/---
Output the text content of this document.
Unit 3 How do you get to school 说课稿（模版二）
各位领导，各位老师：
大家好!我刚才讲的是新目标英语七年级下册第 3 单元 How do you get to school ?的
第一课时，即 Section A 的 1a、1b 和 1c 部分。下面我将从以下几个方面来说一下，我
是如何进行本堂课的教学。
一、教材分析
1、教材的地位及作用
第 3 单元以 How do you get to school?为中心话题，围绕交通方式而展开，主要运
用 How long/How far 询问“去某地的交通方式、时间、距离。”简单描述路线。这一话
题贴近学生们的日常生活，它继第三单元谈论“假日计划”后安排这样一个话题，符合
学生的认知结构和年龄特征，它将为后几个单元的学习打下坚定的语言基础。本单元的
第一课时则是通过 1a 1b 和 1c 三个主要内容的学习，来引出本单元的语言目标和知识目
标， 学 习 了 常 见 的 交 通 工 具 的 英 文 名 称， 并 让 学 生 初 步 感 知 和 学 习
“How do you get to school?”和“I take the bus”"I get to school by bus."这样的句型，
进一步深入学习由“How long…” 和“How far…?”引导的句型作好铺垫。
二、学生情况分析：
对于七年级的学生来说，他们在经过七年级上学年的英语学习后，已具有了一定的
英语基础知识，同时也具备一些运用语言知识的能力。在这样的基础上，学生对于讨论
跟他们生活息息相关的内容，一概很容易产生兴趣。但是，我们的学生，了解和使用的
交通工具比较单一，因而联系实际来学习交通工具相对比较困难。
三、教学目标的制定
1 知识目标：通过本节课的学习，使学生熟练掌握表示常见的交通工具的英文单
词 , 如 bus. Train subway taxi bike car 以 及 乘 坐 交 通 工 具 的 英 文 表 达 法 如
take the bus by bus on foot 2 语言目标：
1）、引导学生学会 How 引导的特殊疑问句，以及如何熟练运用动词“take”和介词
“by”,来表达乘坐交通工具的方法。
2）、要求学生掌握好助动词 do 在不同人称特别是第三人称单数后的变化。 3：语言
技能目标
\---
Aim of the exercise: Find every line in the records that contains the word "take"; copy those lines.

Reply to the exercise:
“How do you get to school?”和“I take the bus”"I get to school by bus."这样的句型，
take the bus by bus on foot 2 语言目标：
1）、引导学生学会 How 引导的特殊疑问句，以及如何熟练运用动词“take”和介词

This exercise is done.